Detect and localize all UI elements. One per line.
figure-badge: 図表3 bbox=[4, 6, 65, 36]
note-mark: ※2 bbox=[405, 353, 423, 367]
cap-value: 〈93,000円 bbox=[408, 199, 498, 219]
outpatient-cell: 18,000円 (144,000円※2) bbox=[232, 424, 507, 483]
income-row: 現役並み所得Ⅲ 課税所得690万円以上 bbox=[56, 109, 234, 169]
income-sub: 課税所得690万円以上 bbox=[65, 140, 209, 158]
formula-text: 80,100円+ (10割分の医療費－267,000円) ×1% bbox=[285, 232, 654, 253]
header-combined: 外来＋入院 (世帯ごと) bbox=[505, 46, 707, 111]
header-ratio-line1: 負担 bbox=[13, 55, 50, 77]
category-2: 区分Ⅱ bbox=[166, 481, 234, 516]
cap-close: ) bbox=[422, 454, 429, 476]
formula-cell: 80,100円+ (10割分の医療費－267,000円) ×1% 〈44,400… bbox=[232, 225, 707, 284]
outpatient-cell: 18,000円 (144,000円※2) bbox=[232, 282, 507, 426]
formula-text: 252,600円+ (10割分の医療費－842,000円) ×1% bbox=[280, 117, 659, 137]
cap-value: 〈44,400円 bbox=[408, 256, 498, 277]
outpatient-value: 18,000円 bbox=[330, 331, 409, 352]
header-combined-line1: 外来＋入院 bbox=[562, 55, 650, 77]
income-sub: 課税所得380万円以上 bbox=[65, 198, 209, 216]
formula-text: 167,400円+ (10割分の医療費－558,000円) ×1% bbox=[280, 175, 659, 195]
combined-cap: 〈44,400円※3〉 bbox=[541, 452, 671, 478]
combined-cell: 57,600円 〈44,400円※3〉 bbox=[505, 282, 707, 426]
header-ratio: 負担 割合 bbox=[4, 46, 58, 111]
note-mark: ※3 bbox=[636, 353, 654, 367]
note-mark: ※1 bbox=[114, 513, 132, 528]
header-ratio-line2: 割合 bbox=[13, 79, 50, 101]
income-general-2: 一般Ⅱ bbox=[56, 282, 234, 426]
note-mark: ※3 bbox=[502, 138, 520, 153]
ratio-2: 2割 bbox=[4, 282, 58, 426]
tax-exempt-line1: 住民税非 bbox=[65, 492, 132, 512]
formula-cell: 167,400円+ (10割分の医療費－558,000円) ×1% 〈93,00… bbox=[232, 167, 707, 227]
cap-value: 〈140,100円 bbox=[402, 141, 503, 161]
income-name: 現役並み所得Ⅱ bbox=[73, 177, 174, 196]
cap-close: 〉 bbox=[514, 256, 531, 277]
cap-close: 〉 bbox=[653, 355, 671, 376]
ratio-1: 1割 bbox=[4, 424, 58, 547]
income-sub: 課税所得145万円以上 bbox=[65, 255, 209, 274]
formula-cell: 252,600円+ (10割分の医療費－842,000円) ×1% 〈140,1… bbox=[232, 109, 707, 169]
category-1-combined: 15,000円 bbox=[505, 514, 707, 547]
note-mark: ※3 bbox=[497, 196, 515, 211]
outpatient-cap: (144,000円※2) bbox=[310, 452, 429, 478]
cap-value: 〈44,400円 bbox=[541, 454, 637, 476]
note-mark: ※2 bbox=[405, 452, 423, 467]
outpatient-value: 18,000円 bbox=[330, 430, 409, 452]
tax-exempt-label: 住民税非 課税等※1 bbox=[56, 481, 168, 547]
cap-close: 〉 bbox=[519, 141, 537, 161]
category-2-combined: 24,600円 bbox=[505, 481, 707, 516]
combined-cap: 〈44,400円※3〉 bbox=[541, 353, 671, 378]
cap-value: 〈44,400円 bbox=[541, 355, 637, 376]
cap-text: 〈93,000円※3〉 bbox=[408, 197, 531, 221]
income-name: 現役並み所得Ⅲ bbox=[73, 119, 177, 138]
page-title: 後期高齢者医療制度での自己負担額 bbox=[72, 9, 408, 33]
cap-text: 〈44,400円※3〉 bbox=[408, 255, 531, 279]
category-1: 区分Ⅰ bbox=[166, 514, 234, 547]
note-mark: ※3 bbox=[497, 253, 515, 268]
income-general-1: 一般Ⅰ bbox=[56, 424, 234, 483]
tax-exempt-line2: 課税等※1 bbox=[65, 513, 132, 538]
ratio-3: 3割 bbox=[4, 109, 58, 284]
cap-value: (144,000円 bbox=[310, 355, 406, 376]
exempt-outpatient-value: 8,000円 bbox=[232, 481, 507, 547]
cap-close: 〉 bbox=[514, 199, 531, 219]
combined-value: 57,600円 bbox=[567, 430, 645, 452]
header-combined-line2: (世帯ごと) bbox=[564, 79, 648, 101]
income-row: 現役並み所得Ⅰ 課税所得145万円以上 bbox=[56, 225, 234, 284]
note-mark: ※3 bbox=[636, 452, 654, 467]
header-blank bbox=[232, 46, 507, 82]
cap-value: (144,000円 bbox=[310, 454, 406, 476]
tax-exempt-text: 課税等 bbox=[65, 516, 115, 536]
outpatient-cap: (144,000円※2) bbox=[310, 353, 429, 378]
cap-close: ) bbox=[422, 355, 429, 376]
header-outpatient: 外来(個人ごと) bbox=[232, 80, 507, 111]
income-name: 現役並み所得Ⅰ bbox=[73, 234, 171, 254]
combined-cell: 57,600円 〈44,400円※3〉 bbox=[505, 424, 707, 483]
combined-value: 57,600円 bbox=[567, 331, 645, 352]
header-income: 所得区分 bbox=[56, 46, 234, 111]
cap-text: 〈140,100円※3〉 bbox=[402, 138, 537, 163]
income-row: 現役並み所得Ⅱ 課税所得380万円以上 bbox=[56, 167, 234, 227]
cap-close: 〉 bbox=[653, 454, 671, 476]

• Request
Copy every line of the listing above verbatim.

• Expected answer
Detect and localize all UI elements. One per line.
figure-badge: 図表3 bbox=[4, 6, 65, 36]
note-mark: ※2 bbox=[405, 353, 423, 367]
cap-value: 〈93,000円 bbox=[408, 199, 498, 219]
outpatient-cell: 18,000円 (144,000円※2) bbox=[232, 424, 507, 483]
income-row: 現役並み所得Ⅲ 課税所得690万円以上 bbox=[56, 109, 234, 169]
income-sub: 課税所得690万円以上 bbox=[65, 140, 209, 158]
formula-text: 80,100円+ (10割分の医療費－267,000円) ×1% bbox=[285, 232, 654, 253]
header-combined: 外来＋入院 (世帯ごと) bbox=[505, 46, 707, 111]
header-ratio-line1: 負担 bbox=[13, 55, 50, 77]
category-2: 区分Ⅱ bbox=[166, 481, 234, 516]
cap-close: ) bbox=[422, 454, 429, 476]
formula-cell: 80,100円+ (10割分の医療費－267,000円) ×1% 〈44,400… bbox=[232, 225, 707, 284]
outpatient-cell: 18,000円 (144,000円※2) bbox=[232, 282, 507, 426]
formula-text: 252,600円+ (10割分の医療費－842,000円) ×1% bbox=[280, 117, 659, 137]
cap-value: 〈44,400円 bbox=[408, 256, 498, 277]
outpatient-value: 18,000円 bbox=[330, 331, 409, 352]
header-combined-line1: 外来＋入院 bbox=[562, 55, 650, 77]
income-sub: 課税所得380万円以上 bbox=[65, 198, 209, 216]
formula-text: 167,400円+ (10割分の医療費－558,000円) ×1% bbox=[280, 175, 659, 195]
combined-cap: 〈44,400円※3〉 bbox=[541, 452, 671, 478]
combined-cell: 57,600円 〈44,400円※3〉 bbox=[505, 282, 707, 426]
header-ratio: 負担 割合 bbox=[4, 46, 58, 111]
note-mark: ※3 bbox=[636, 353, 654, 367]
note-mark: ※1 bbox=[114, 513, 132, 528]
header-ratio-line2: 割合 bbox=[13, 79, 50, 101]
income-general-2: 一般Ⅱ bbox=[56, 282, 234, 426]
note-mark: ※3 bbox=[502, 138, 520, 153]
ratio-2: 2割 bbox=[4, 282, 58, 426]
tax-exempt-line1: 住民税非 bbox=[65, 492, 132, 512]
formula-cell: 167,400円+ (10割分の医療費－558,000円) ×1% 〈93,00… bbox=[232, 167, 707, 227]
cap-value: 〈140,100円 bbox=[402, 141, 503, 161]
income-name: 現役並み所得Ⅱ bbox=[73, 177, 174, 196]
cap-close: 〉 bbox=[514, 256, 531, 277]
cap-close: 〉 bbox=[653, 355, 671, 376]
ratio-1: 1割 bbox=[4, 424, 58, 547]
income-sub: 課税所得145万円以上 bbox=[65, 255, 209, 274]
formula-cell: 252,600円+ (10割分の医療費－842,000円) ×1% 〈140,1… bbox=[232, 109, 707, 169]
category-1-combined: 15,000円 bbox=[505, 514, 707, 547]
note-mark: ※3 bbox=[497, 196, 515, 211]
outpatient-cap: (144,000円※2) bbox=[310, 452, 429, 478]
cap-value: 〈44,400円 bbox=[541, 454, 637, 476]
note-mark: ※2 bbox=[405, 452, 423, 467]
outpatient-value: 18,000円 bbox=[330, 430, 409, 452]
tax-exempt-label: 住民税非 課税等※1 bbox=[56, 481, 168, 547]
cap-close: 〉 bbox=[519, 141, 537, 161]
category-2-combined: 24,600円 bbox=[505, 481, 707, 516]
combined-cap: 〈44,400円※3〉 bbox=[541, 353, 671, 378]
cap-value: 〈44,400円 bbox=[541, 355, 637, 376]
cap-text: 〈93,000円※3〉 bbox=[408, 197, 531, 221]
income-name: 現役並み所得Ⅲ bbox=[73, 119, 177, 138]
page-title: 後期高齢者医療制度での自己負担額 bbox=[72, 9, 408, 33]
cap-text: 〈44,400円※3〉 bbox=[408, 255, 531, 279]
category-1: 区分Ⅰ bbox=[166, 514, 234, 547]
note-mark: ※3 bbox=[497, 253, 515, 268]
income-general-1: 一般Ⅰ bbox=[56, 424, 234, 483]
tax-exempt-line2: 課税等※1 bbox=[65, 513, 132, 538]
ratio-3: 3割 bbox=[4, 109, 58, 284]
cap-value: (144,000円 bbox=[310, 355, 406, 376]
exempt-outpatient-value: 8,000円 bbox=[232, 481, 507, 547]
cap-close: 〉 bbox=[514, 199, 531, 219]
combined-value: 57,600円 bbox=[567, 430, 645, 452]
header-combined-line2: (世帯ごと) bbox=[564, 79, 648, 101]
income-row: 現役並み所得Ⅰ 課税所得145万円以上 bbox=[56, 225, 234, 284]
note-mark: ※3 bbox=[636, 452, 654, 467]
header-blank bbox=[232, 46, 507, 82]
cap-value: (144,000円 bbox=[310, 454, 406, 476]
tax-exempt-text: 課税等 bbox=[65, 516, 115, 536]
outpatient-cap: (144,000円※2) bbox=[310, 353, 429, 378]
cap-close: ) bbox=[422, 355, 429, 376]
header-outpatient: 外来(個人ごと) bbox=[232, 80, 507, 111]
income-name: 現役並み所得Ⅰ bbox=[73, 234, 171, 254]
combined-cell: 57,600円 〈44,400円※3〉 bbox=[505, 424, 707, 483]
combined-value: 57,600円 bbox=[567, 331, 645, 352]
header-income: 所得区分 bbox=[56, 46, 234, 111]
cap-text: 〈140,100円※3〉 bbox=[402, 138, 537, 163]
income-row: 現役並み所得Ⅱ 課税所得380万円以上 bbox=[56, 167, 234, 227]
cap-close: 〉 bbox=[653, 454, 671, 476]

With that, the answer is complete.